··· Dataset content ···

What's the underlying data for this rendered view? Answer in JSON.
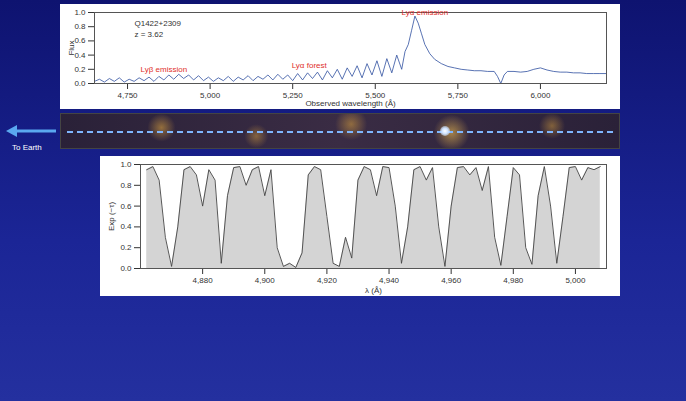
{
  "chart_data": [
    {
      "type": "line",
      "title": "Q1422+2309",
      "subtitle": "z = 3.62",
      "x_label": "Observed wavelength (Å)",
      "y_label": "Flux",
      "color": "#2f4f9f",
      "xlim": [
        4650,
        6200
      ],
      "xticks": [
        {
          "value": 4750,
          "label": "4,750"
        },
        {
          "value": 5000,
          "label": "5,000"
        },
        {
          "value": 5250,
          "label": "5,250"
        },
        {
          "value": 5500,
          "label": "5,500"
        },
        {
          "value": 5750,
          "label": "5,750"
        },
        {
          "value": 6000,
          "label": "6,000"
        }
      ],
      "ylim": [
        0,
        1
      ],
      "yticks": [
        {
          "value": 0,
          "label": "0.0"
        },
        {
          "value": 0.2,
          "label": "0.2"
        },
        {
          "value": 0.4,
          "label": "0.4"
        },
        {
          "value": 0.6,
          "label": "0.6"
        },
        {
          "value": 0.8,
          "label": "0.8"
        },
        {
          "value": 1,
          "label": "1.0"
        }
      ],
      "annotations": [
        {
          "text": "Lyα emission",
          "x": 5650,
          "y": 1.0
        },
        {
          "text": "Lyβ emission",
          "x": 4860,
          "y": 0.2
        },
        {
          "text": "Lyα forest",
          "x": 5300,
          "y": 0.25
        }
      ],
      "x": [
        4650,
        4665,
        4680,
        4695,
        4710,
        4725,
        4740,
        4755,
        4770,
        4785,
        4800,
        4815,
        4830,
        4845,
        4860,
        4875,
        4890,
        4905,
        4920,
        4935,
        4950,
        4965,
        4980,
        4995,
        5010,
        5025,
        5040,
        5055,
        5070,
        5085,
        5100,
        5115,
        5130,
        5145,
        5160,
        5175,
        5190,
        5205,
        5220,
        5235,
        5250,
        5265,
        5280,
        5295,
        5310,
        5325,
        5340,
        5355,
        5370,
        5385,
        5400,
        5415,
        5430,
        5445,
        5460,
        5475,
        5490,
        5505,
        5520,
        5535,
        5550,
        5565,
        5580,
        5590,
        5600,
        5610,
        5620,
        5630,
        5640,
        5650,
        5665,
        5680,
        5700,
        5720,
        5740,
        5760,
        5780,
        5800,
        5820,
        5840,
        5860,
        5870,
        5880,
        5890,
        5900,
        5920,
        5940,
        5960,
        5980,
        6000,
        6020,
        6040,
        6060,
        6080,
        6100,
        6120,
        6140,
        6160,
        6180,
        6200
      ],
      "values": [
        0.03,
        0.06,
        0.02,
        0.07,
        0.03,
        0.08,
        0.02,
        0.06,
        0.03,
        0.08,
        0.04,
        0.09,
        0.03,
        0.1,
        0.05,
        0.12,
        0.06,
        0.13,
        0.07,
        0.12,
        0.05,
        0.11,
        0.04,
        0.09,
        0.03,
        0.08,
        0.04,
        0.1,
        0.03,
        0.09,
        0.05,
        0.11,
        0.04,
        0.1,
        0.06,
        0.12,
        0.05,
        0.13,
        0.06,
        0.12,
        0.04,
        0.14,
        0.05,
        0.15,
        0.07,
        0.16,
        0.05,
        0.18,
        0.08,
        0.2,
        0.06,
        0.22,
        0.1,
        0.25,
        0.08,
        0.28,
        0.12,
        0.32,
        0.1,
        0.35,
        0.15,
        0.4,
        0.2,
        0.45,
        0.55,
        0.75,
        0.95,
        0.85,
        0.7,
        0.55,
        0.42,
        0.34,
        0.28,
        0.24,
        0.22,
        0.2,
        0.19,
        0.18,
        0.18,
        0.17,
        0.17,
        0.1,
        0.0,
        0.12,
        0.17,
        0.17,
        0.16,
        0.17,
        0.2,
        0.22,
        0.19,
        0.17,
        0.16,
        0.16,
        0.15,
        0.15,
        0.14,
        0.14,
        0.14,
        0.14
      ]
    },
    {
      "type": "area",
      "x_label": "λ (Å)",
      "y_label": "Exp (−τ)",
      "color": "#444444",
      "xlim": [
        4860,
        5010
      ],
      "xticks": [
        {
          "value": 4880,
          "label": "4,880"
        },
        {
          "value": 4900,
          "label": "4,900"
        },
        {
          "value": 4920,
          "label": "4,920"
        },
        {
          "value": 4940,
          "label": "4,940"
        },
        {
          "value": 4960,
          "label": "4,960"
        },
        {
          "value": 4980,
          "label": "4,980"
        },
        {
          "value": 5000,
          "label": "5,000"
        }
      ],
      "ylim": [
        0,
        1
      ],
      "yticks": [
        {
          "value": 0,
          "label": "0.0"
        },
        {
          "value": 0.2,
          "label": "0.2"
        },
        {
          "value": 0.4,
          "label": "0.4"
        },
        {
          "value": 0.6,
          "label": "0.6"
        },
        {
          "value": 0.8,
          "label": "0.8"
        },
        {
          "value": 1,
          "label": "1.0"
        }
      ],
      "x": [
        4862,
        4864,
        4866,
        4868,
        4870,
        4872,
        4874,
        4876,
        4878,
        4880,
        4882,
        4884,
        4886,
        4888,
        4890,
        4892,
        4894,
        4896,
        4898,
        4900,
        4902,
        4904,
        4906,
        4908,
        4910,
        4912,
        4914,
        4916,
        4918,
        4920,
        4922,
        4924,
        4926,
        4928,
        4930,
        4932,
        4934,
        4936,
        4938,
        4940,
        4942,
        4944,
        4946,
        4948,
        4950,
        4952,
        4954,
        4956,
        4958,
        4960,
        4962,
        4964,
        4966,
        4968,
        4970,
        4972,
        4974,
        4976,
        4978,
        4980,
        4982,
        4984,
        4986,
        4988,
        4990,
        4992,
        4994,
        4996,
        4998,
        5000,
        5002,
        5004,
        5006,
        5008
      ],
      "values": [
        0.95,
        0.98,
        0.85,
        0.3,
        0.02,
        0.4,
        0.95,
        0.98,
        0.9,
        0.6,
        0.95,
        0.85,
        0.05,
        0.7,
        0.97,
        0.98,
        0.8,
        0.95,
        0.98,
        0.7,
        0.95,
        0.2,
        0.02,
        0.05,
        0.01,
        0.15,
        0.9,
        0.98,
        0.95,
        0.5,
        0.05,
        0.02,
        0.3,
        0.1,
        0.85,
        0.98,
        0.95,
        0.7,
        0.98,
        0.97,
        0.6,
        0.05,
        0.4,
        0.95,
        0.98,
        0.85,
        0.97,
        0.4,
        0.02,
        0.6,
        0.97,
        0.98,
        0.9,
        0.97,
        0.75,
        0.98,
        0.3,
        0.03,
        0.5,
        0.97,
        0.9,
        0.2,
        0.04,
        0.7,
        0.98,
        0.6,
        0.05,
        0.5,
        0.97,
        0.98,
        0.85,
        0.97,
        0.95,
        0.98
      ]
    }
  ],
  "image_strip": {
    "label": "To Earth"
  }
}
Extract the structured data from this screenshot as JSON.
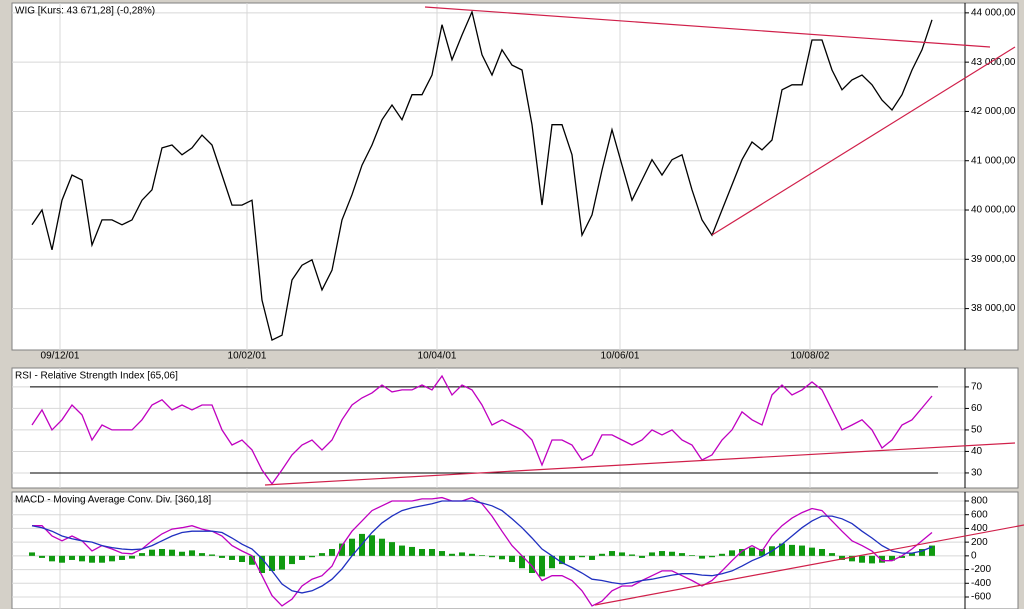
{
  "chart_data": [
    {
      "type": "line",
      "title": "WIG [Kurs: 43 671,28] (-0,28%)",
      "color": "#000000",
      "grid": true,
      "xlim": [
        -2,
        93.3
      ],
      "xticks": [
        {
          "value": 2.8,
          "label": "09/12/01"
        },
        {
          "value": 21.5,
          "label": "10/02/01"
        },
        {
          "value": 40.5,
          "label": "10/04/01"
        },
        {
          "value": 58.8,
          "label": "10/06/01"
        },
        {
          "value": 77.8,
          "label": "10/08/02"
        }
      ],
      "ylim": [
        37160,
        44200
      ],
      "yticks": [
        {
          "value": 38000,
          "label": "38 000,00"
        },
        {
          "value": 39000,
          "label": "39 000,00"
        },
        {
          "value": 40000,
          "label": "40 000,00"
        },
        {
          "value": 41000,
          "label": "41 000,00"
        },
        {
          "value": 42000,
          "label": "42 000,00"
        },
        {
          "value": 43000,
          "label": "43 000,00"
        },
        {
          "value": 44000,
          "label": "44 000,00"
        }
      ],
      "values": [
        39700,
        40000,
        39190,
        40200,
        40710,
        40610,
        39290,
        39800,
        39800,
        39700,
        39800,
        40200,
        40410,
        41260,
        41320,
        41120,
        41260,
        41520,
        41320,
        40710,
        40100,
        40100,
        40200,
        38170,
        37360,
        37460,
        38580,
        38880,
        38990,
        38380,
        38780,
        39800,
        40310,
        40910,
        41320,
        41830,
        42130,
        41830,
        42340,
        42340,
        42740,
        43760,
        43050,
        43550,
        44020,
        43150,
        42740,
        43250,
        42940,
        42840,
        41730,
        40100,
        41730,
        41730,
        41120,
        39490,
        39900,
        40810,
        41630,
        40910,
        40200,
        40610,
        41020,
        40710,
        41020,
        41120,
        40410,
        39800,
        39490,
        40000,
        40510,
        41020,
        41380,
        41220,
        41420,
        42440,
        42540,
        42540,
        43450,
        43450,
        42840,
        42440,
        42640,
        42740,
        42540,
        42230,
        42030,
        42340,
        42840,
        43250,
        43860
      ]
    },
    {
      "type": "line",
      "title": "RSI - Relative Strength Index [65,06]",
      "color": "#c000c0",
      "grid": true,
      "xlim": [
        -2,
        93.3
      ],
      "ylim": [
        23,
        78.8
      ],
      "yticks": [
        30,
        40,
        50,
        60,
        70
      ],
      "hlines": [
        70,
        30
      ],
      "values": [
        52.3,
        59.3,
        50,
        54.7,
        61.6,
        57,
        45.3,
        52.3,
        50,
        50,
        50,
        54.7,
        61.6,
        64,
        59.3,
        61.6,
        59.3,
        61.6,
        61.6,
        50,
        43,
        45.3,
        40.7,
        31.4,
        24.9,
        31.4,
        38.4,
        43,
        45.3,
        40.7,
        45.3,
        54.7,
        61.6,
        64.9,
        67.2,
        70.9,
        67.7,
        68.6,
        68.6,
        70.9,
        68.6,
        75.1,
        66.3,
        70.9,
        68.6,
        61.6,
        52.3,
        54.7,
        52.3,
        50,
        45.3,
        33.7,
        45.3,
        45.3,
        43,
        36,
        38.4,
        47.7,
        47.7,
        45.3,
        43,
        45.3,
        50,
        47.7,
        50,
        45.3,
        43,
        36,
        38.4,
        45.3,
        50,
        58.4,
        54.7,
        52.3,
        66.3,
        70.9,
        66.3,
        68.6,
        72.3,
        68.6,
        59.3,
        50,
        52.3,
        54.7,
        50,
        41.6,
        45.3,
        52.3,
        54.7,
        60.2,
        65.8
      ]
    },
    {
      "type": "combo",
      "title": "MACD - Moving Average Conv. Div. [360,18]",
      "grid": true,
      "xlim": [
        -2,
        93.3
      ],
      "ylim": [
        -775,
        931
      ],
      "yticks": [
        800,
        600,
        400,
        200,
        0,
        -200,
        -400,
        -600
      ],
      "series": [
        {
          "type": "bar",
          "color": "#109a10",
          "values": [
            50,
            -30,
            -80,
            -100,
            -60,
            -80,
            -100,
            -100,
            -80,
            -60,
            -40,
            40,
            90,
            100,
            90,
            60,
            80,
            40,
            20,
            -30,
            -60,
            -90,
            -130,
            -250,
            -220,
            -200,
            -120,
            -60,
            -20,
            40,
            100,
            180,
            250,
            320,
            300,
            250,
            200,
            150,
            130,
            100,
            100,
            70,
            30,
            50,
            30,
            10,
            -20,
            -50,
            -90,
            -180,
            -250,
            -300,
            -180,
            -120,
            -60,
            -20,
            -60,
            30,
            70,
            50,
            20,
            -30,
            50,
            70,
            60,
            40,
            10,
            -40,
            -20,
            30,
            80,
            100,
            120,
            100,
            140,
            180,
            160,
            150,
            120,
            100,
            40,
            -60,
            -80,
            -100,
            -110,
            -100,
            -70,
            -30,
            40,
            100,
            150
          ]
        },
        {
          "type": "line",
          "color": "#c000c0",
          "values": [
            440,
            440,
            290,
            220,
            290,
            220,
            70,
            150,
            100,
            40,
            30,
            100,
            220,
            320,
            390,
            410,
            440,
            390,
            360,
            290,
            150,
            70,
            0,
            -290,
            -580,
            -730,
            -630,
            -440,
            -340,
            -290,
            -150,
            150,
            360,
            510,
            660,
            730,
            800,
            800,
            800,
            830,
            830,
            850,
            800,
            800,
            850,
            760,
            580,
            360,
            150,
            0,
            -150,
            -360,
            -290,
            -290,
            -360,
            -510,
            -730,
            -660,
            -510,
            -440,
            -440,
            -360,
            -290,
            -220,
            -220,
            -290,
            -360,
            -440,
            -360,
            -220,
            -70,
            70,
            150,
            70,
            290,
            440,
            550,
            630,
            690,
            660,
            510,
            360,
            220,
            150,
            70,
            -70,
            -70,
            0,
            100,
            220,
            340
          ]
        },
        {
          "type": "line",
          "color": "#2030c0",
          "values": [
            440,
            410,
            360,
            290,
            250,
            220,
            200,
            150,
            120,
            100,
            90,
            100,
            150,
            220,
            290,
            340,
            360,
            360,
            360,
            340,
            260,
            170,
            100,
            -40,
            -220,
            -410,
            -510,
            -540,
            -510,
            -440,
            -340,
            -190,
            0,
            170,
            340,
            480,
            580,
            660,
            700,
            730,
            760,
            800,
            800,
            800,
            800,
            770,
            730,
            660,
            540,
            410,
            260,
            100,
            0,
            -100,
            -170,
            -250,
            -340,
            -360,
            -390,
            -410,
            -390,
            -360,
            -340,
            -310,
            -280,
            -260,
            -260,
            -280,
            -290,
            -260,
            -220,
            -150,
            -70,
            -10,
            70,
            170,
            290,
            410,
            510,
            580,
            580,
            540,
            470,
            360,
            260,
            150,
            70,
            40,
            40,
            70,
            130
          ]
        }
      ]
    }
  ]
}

···

What to produce: Give the number of lines that hold the word "emission" in these records, with nothing added.

Response to this task: 2